- Exercise details -
Please copy every line of the records below that holds the word "leads".

- Rows -

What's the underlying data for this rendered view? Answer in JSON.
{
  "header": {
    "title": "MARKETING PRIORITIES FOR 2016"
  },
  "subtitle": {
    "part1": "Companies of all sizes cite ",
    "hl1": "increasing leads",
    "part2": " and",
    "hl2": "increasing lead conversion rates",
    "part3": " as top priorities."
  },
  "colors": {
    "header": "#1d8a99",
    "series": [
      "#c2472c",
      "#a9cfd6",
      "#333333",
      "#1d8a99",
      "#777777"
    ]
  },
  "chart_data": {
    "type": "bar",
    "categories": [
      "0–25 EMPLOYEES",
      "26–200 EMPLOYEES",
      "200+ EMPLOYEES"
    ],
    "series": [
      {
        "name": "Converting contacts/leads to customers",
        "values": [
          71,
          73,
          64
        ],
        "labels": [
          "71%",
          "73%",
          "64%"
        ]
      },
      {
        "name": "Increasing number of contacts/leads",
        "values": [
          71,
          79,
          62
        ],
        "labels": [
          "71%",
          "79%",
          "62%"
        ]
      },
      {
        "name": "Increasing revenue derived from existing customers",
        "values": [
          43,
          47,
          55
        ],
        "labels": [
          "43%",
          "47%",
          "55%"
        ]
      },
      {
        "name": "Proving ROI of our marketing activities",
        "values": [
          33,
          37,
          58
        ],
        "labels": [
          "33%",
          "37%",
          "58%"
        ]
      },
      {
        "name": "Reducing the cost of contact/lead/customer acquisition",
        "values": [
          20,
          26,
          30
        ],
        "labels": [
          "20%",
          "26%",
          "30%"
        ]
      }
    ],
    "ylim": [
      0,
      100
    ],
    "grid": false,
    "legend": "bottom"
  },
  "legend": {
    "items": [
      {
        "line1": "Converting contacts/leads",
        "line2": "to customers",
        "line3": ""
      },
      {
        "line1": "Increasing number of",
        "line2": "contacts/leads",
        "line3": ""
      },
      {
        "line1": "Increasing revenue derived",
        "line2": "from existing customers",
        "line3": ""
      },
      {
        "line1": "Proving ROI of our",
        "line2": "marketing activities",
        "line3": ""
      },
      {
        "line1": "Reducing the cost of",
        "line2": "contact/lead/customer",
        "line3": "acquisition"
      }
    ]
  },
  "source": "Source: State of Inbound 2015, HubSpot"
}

- Solution -
    "hl1": "increasing leads",
        "name": "Converting contacts/leads to customers",
        "name": "Increasing number of contacts/leads",
        "line1": "Converting contacts/leads",
        "line2": "contacts/leads",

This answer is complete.